:: DATA ROWS ::

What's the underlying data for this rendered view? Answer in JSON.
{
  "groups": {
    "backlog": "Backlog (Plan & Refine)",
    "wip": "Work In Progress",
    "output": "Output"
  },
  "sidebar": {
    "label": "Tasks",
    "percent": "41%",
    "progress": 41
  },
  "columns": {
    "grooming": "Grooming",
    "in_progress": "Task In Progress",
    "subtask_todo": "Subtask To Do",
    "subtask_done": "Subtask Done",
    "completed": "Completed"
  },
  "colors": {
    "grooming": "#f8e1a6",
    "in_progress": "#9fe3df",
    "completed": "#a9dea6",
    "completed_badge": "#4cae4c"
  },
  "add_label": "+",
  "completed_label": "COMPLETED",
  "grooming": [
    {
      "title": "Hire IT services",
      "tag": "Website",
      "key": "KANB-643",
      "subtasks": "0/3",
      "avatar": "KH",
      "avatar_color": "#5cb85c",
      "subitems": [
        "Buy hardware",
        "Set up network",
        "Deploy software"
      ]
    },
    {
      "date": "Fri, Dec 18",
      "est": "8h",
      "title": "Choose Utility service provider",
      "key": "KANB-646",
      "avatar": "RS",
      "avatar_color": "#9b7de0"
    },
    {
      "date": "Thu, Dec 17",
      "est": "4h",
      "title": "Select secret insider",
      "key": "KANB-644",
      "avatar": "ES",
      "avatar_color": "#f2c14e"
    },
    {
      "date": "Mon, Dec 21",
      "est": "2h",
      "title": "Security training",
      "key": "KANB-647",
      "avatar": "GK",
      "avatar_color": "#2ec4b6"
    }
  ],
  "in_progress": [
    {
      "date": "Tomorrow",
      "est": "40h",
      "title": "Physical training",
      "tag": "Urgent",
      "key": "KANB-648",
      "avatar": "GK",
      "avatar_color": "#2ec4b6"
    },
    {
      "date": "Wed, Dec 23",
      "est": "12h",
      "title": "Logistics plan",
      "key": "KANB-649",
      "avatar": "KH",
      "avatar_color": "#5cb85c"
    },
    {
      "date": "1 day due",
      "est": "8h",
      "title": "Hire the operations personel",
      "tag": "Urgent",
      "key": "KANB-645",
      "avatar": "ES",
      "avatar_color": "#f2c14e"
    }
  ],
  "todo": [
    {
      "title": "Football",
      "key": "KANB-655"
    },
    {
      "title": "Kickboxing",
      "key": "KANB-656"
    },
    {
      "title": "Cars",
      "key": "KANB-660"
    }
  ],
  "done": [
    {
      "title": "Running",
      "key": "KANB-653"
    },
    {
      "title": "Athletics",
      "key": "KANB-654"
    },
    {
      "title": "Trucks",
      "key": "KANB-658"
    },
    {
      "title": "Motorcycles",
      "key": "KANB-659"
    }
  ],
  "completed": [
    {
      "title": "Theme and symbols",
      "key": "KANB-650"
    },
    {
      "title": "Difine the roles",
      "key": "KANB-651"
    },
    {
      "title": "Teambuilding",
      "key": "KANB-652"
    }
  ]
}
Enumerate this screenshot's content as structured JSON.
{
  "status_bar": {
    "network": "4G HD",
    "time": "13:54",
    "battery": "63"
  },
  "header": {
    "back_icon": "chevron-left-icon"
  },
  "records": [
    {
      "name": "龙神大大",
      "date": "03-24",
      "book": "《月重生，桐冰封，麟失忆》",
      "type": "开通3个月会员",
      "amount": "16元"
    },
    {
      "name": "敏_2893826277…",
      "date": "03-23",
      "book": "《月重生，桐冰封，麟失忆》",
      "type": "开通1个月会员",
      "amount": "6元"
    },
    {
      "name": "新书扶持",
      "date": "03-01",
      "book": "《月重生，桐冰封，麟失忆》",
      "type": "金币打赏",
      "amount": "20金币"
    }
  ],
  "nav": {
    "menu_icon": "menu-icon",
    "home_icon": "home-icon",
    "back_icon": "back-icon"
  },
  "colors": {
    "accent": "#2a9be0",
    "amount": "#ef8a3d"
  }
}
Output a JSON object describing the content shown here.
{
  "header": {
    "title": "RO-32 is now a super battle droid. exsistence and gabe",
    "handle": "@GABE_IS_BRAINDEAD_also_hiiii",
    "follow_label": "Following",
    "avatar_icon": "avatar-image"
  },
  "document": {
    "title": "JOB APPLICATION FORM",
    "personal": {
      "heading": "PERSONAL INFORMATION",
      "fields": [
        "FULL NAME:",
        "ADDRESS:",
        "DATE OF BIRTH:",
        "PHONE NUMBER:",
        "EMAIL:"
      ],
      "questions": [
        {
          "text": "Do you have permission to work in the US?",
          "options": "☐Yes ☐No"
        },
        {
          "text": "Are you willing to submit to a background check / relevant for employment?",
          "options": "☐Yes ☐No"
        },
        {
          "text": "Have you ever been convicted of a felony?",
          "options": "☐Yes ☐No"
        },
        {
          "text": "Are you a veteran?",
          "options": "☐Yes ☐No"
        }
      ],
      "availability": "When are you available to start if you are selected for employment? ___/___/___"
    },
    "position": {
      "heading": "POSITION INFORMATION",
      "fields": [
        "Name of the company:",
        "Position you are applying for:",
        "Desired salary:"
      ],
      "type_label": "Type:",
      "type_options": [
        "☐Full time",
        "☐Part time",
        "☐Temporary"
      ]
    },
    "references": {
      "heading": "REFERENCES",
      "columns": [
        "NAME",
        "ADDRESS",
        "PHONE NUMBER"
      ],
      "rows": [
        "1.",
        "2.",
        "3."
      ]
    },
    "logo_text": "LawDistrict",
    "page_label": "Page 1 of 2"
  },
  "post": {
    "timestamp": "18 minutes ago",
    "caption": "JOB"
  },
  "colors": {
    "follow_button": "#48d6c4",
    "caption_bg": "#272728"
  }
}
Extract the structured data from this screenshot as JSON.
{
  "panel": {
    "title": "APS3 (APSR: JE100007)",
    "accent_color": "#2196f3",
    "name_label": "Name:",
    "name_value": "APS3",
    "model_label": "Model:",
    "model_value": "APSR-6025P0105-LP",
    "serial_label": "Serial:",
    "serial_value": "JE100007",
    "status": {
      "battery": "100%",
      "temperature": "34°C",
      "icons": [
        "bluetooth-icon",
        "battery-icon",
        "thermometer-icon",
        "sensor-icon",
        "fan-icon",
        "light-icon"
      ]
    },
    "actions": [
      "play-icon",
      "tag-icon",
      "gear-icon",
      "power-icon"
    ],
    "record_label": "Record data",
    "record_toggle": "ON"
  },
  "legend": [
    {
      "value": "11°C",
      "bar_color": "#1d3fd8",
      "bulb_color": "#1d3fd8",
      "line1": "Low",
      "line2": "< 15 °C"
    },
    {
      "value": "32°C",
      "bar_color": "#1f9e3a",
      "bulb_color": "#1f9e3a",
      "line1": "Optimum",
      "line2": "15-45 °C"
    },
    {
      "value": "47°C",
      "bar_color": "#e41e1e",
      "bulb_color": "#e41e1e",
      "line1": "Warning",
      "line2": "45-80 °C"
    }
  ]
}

:::

# EXERCISE AIM
Reproduce the records above exactly as they appear.

# OUTPUT OF THE TASK
What's the underlying data for this rendered view? Answer in JSON.
{
  "groups": {
    "backlog": "Backlog (Plan & Refine)",
    "wip": "Work In Progress",
    "output": "Output"
  },
  "sidebar": {
    "label": "Tasks",
    "percent": "41%",
    "progress": 41
  },
  "columns": {
    "grooming": "Grooming",
    "in_progress": "Task In Progress",
    "subtask_todo": "Subtask To Do",
    "subtask_done": "Subtask Done",
    "completed": "Completed"
  },
  "colors": {
    "grooming": "#f8e1a6",
    "in_progress": "#9fe3df",
    "completed": "#a9dea6",
    "completed_badge": "#4cae4c"
  },
  "add_label": "+",
  "completed_label": "COMPLETED",
  "grooming": [
    {
      "title": "Hire IT services",
      "tag": "Website",
      "key": "KANB-643",
      "subtasks": "0/3",
      "avatar": "KH",
      "avatar_color": "#5cb85c",
      "subitems": [
        "Buy hardware",
        "Set up network",
        "Deploy software"
      ]
    },
    {
      "date": "Fri, Dec 18",
      "est": "8h",
      "title": "Choose Utility service provider",
      "key": "KANB-646",
      "avatar": "RS",
      "avatar_color": "#9b7de0"
    },
    {
      "date": "Thu, Dec 17",
      "est": "4h",
      "title": "Select secret insider",
      "key": "KANB-644",
      "avatar": "ES",
      "avatar_color": "#f2c14e"
    },
    {
      "date": "Mon, Dec 21",
      "est": "2h",
      "title": "Security training",
      "key": "KANB-647",
      "avatar": "GK",
      "avatar_color": "#2ec4b6"
    }
  ],
  "in_progress": [
    {
      "date": "Tomorrow",
      "est": "40h",
      "title": "Physical training",
      "tag": "Urgent",
      "key": "KANB-648",
      "avatar": "GK",
      "avatar_color": "#2ec4b6"
    },
    {
      "date": "Wed, Dec 23",
      "est": "12h",
      "title": "Logistics plan",
      "key": "KANB-649",
      "avatar": "KH",
      "avatar_color": "#5cb85c"
    },
    {
      "date": "1 day due",
      "est": "8h",
      "title": "Hire the operations personel",
      "tag": "Urgent",
      "key": "KANB-645",
      "avatar": "ES",
      "avatar_color": "#f2c14e"
    }
  ],
  "todo": [
    {
      "title": "Football",
      "key": "KANB-655"
    },
    {
      "title": "Kickboxing",
      "key": "KANB-656"
    },
    {
      "title": "Cars",
      "key": "KANB-660"
    }
  ],
  "done": [
    {
      "title": "Running",
      "key": "KANB-653"
    },
    {
      "title": "Athletics",
      "key": "KANB-654"
    },
    {
      "title": "Trucks",
      "key": "KANB-658"
    },
    {
      "title": "Motorcycles",
      "key": "KANB-659"
    }
  ],
  "completed": [
    {
      "title": "Theme and symbols",
      "key": "KANB-650"
    },
    {
      "title": "Difine the roles",
      "key": "KANB-651"
    },
    {
      "title": "Teambuilding",
      "key": "KANB-652"
    }
  ]
}
Enumerate this screenshot's content as structured JSON.
{
  "status_bar": {
    "network": "4G HD",
    "time": "13:54",
    "battery": "63"
  },
  "header": {
    "back_icon": "chevron-left-icon"
  },
  "records": [
    {
      "name": "龙神大大",
      "date": "03-24",
      "book": "《月重生，桐冰封，麟失忆》",
      "type": "开通3个月会员",
      "amount": "16元"
    },
    {
      "name": "敏_2893826277…",
      "date": "03-23",
      "book": "《月重生，桐冰封，麟失忆》",
      "type": "开通1个月会员",
      "amount": "6元"
    },
    {
      "name": "新书扶持",
      "date": "03-01",
      "book": "《月重生，桐冰封，麟失忆》",
      "type": "金币打赏",
      "amount": "20金币"
    }
  ],
  "nav": {
    "menu_icon": "menu-icon",
    "home_icon": "home-icon",
    "back_icon": "back-icon"
  },
  "colors": {
    "accent": "#2a9be0",
    "amount": "#ef8a3d"
  }
}
Output a JSON object describing the content shown here.
{
  "header": {
    "title": "RO-32 is now a super battle droid. exsistence and gabe",
    "handle": "@GABE_IS_BRAINDEAD_also_hiiii",
    "follow_label": "Following",
    "avatar_icon": "avatar-image"
  },
  "document": {
    "title": "JOB APPLICATION FORM",
    "personal": {
      "heading": "PERSONAL INFORMATION",
      "fields": [
        "FULL NAME:",
        "ADDRESS:",
        "DATE OF BIRTH:",
        "PHONE NUMBER:",
        "EMAIL:"
      ],
      "questions": [
        {
          "text": "Do you have permission to work in the US?",
          "options": "☐Yes ☐No"
        },
        {
          "text": "Are you willing to submit to a background check / relevant for employment?",
          "options": "☐Yes ☐No"
        },
        {
          "text": "Have you ever been convicted of a felony?",
          "options": "☐Yes ☐No"
        },
        {
          "text": "Are you a veteran?",
          "options": "☐Yes ☐No"
        }
      ],
      "availability": "When are you available to start if you are selected for employment? ___/___/___"
    },
    "position": {
      "heading": "POSITION INFORMATION",
      "fields": [
        "Name of the company:",
        "Position you are applying for:",
        "Desired salary:"
      ],
      "type_label": "Type:",
      "type_options": [
        "☐Full time",
        "☐Part time",
        "☐Temporary"
      ]
    },
    "references": {
      "heading": "REFERENCES",
      "columns": [
        "NAME",
        "ADDRESS",
        "PHONE NUMBER"
      ],
      "rows": [
        "1.",
        "2.",
        "3."
      ]
    },
    "logo_text": "LawDistrict",
    "page_label": "Page 1 of 2"
  },
  "post": {
    "timestamp": "18 minutes ago",
    "caption": "JOB"
  },
  "colors": {
    "follow_button": "#48d6c4",
    "caption_bg": "#272728"
  }
}
Extract the structured data from this screenshot as JSON.
{
  "panel": {
    "title": "APS3 (APSR: JE100007)",
    "accent_color": "#2196f3",
    "name_label": "Name:",
    "name_value": "APS3",
    "model_label": "Model:",
    "model_value": "APSR-6025P0105-LP",
    "serial_label": "Serial:",
    "serial_value": "JE100007",
    "status": {
      "battery": "100%",
      "temperature": "34°C",
      "icons": [
        "bluetooth-icon",
        "battery-icon",
        "thermometer-icon",
        "sensor-icon",
        "fan-icon",
        "light-icon"
      ]
    },
    "actions": [
      "play-icon",
      "tag-icon",
      "gear-icon",
      "power-icon"
    ],
    "record_label": "Record data",
    "record_toggle": "ON"
  },
  "legend": [
    {
      "value": "11°C",
      "bar_color": "#1d3fd8",
      "bulb_color": "#1d3fd8",
      "line1": "Low",
      "line2": "< 15 °C"
    },
    {
      "value": "32°C",
      "bar_color": "#1f9e3a",
      "bulb_color": "#1f9e3a",
      "line1": "Optimum",
      "line2": "15-45 °C"
    },
    {
      "value": "47°C",
      "bar_color": "#e41e1e",
      "bulb_color": "#e41e1e",
      "line1": "Warning",
      "line2": "45-80 °C"
    }
  ]
}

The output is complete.